Records
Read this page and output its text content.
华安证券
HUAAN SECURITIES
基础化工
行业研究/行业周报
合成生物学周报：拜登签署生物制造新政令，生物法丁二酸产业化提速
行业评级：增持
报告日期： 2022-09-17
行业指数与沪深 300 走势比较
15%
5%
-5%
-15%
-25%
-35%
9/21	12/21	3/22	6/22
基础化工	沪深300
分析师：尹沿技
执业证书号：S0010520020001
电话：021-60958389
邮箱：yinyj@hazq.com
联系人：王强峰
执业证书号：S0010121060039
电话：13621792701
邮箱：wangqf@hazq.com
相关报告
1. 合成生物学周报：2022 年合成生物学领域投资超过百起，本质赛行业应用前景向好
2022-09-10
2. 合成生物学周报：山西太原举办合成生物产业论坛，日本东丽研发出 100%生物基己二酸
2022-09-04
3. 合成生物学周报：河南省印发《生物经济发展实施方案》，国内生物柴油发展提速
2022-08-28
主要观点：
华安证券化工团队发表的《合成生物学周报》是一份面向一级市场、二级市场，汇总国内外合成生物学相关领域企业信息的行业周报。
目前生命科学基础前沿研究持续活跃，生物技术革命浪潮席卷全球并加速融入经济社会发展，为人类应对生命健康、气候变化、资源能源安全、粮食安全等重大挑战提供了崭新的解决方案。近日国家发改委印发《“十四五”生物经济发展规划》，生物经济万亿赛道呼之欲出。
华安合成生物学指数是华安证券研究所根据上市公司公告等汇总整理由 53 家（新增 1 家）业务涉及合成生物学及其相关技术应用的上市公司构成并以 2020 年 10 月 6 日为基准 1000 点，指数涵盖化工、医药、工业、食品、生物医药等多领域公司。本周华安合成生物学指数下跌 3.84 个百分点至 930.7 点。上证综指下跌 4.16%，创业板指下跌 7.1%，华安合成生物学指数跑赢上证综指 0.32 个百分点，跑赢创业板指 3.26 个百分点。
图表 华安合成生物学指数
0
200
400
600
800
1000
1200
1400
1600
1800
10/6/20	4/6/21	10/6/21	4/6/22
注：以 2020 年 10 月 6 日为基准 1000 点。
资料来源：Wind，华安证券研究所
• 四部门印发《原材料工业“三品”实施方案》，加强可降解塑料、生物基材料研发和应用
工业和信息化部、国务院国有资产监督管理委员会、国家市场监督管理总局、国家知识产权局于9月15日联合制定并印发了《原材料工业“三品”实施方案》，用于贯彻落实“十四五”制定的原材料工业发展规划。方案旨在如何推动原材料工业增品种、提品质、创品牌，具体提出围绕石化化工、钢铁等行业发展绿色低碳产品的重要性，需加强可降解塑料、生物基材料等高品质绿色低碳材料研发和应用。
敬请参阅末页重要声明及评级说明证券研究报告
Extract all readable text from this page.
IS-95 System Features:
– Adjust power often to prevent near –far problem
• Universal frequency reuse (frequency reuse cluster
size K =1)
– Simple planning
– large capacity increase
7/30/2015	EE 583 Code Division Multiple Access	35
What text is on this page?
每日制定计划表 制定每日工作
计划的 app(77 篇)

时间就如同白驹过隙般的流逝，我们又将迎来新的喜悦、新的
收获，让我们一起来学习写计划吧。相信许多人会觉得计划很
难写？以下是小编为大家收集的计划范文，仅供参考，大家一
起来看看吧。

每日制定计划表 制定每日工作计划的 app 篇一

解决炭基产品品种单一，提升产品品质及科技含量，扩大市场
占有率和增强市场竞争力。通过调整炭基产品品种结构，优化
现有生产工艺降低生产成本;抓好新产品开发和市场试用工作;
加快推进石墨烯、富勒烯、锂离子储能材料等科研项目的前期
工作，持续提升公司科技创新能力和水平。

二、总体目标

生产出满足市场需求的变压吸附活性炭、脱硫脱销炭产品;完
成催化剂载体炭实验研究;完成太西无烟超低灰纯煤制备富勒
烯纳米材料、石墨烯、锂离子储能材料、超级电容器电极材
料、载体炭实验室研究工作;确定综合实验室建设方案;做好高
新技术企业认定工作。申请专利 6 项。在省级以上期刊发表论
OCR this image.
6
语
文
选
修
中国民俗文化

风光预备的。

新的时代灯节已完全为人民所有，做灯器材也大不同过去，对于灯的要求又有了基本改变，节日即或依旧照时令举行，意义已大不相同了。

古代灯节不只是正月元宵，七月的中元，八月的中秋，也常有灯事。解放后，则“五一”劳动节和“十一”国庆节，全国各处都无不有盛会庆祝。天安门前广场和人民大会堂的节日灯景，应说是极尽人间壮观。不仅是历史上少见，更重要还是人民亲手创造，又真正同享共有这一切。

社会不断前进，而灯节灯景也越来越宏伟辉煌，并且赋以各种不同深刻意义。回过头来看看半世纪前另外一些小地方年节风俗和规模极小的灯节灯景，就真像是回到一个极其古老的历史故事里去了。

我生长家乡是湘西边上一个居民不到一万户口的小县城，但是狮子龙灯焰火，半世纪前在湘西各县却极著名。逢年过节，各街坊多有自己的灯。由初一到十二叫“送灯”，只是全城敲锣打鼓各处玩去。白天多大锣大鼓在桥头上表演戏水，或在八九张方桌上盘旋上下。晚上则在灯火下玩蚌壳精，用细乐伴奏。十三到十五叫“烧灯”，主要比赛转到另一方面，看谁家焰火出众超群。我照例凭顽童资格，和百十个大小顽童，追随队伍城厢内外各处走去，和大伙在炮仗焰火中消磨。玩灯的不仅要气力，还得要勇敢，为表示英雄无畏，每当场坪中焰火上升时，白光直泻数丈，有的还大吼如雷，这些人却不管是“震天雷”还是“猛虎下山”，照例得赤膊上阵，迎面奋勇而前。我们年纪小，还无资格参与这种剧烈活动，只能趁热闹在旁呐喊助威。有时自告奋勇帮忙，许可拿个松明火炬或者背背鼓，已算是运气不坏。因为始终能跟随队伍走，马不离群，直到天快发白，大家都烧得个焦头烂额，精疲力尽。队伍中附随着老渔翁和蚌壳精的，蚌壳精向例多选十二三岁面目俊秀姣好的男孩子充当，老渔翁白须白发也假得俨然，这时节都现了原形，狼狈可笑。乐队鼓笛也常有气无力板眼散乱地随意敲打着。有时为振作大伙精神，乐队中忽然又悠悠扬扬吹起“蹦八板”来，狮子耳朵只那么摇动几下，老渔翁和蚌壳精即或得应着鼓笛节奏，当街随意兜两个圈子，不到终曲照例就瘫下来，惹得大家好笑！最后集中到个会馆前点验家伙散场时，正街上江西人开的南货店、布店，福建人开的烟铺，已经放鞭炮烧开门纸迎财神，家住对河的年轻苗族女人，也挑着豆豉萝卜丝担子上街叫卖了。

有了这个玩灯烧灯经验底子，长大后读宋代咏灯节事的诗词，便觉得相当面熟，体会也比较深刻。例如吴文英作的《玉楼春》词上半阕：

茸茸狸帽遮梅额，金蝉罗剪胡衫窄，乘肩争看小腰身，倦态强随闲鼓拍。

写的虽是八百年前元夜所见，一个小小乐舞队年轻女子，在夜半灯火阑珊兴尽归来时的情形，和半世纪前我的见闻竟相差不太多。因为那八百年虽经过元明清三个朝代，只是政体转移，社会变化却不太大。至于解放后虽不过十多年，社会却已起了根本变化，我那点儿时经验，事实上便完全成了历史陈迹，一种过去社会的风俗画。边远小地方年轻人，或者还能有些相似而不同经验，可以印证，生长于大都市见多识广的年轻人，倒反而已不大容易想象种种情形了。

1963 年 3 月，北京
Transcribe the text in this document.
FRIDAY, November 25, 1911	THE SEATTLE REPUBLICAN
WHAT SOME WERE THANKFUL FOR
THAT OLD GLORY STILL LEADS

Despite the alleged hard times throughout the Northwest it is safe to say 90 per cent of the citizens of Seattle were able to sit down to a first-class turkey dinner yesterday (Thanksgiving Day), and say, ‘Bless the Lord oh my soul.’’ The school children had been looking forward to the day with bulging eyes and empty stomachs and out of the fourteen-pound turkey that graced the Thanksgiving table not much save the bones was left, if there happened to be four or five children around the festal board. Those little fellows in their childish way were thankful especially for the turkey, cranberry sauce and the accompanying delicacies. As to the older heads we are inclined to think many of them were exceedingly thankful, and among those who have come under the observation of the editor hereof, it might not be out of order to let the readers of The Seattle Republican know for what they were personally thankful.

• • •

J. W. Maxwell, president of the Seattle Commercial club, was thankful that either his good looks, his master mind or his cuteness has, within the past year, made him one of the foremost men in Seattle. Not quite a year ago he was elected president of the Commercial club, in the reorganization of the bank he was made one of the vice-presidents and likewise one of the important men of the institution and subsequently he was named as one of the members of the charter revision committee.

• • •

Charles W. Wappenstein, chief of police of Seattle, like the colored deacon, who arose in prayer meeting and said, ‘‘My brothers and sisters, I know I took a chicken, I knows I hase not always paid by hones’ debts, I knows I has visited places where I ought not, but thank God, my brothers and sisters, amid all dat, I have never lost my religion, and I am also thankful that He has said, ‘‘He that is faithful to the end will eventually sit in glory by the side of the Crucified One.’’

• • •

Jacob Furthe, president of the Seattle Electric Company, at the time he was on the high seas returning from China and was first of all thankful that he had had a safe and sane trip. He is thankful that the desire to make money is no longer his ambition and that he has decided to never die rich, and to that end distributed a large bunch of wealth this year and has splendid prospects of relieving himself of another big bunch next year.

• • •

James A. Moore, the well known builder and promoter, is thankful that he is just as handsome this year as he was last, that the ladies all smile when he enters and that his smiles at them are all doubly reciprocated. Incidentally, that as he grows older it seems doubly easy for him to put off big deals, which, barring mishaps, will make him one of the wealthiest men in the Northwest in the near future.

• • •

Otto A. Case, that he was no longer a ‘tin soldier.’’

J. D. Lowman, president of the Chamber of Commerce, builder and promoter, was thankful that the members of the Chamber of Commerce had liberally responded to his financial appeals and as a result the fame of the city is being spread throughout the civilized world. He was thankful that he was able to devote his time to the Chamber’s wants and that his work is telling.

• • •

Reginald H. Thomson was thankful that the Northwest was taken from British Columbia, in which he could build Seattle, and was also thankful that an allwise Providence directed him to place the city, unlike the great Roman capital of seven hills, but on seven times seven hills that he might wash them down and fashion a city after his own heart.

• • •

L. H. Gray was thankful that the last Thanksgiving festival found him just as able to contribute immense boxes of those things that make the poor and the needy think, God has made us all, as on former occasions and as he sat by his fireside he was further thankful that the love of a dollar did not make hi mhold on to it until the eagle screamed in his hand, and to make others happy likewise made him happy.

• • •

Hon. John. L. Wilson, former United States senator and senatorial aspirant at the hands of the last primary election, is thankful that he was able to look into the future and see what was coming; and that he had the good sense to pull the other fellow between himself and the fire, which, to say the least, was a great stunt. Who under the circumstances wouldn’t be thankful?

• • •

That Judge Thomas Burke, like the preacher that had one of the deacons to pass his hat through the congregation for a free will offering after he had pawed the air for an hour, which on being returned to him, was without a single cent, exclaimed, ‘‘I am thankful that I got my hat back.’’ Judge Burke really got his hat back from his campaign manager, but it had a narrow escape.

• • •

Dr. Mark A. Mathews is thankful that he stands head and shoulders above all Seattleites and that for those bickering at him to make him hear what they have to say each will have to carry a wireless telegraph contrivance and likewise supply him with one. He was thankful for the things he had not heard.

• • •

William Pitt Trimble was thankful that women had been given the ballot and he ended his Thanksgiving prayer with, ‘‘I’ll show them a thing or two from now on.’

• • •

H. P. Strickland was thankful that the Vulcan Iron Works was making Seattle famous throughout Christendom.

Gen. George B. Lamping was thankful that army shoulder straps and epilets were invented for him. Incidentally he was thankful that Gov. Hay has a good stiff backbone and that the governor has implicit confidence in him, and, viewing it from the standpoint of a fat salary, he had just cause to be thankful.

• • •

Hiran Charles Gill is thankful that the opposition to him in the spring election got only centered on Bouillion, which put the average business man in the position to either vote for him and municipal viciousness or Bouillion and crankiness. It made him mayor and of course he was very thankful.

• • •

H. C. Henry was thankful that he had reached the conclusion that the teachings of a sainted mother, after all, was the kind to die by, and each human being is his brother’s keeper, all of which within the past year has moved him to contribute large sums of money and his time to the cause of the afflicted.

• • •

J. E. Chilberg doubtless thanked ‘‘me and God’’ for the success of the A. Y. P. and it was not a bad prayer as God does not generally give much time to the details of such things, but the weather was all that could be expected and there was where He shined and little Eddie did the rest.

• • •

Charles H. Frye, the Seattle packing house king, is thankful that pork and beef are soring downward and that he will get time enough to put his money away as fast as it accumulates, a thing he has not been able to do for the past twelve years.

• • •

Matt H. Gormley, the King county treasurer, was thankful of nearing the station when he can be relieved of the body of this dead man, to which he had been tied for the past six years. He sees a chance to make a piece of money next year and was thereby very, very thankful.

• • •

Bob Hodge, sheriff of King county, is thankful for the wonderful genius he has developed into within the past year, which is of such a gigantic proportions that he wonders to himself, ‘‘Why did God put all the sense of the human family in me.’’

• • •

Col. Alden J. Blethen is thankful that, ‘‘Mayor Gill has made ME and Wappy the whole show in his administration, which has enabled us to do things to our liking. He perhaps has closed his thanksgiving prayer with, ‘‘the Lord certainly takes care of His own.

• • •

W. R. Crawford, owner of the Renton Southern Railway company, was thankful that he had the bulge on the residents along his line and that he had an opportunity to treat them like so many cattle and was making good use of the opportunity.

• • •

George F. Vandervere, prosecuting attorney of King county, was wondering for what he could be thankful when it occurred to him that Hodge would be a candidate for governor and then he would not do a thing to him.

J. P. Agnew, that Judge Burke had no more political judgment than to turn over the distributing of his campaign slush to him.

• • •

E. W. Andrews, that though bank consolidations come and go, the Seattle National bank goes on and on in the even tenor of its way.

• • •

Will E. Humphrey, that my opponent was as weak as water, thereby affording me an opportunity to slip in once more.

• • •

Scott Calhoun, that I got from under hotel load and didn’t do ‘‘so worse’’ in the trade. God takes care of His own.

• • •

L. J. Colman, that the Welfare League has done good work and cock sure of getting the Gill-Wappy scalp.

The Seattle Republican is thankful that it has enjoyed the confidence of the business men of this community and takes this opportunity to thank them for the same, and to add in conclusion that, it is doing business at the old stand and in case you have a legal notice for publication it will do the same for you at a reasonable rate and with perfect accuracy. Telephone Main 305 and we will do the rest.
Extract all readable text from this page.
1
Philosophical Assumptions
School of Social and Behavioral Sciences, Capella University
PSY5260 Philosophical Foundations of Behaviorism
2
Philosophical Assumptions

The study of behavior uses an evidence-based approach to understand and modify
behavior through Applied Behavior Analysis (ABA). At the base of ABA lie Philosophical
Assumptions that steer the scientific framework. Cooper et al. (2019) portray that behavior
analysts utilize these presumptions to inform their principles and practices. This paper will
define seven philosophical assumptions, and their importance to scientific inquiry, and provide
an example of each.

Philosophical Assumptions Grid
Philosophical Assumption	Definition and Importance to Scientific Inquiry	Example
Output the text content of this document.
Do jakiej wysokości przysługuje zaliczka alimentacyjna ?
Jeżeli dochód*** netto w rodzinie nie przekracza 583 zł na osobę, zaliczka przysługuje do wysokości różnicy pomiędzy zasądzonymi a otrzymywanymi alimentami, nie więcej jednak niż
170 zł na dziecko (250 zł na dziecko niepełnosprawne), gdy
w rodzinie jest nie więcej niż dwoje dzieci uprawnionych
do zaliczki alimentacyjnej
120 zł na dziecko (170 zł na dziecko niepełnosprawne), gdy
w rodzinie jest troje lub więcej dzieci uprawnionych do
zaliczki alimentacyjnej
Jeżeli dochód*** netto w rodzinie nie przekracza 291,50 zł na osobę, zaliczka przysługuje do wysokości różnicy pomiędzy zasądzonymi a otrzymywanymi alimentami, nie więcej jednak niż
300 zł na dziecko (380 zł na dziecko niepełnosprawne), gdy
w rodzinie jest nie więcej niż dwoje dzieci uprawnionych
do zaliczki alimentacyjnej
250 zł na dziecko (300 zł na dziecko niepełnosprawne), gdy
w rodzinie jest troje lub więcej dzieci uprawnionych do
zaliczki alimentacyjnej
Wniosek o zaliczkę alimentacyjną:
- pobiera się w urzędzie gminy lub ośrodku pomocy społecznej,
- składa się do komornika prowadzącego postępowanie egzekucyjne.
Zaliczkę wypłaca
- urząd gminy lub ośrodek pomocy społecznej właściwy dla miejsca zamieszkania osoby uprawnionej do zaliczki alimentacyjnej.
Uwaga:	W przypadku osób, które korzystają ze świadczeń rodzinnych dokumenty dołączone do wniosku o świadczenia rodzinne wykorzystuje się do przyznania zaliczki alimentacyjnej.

WHAT THE EXERCISE ASKS
Every line from the one containing "Output the text content of this document." through the last line must be copied exactly; leave out the rest.

ANSWER TO THIS EXERCISE
Output the text content of this document.
Do jakiej wysokości przysługuje zaliczka alimentacyjna ?
Jeżeli dochód*** netto w rodzinie nie przekracza 583 zł na osobę, zaliczka przysługuje do wysokości różnicy pomiędzy zasądzonymi a otrzymywanymi alimentami, nie więcej jednak niż
170 zł na dziecko (250 zł na dziecko niepełnosprawne), gdy
w rodzinie jest nie więcej niż dwoje dzieci uprawnionych
do zaliczki alimentacyjnej
120 zł na dziecko (170 zł na dziecko niepełnosprawne), gdy
w rodzinie jest troje lub więcej dzieci uprawnionych do
zaliczki alimentacyjnej
Jeżeli dochód*** netto w rodzinie nie przekracza 291,50 zł na osobę, zaliczka przysługuje do wysokości różnicy pomiędzy zasądzonymi a otrzymywanymi alimentami, nie więcej jednak niż
300 zł na dziecko (380 zł na dziecko niepełnosprawne), gdy
w rodzinie jest nie więcej niż dwoje dzieci uprawnionych
do zaliczki alimentacyjnej
250 zł na dziecko (300 zł na dziecko niepełnosprawne), gdy
w rodzinie jest troje lub więcej dzieci uprawnionych do
zaliczki alimentacyjnej
Wniosek o zaliczkę alimentacyjną:
- pobiera się w urzędzie gminy lub ośrodku pomocy społecznej,
- składa się do komornika prowadzącego postępowanie egzekucyjne.
Zaliczkę wypłaca
- urząd gminy lub ośrodek pomocy społecznej właściwy dla miejsca zamieszkania osoby uprawnionej do zaliczki alimentacyjnej.
Uwaga:	W przypadku osób, które korzystają ze świadczeń rodzinnych dokumenty dołączone do wniosku o świadczenia rodzinne wykorzystuje się do przyznania zaliczki alimentacyjnej.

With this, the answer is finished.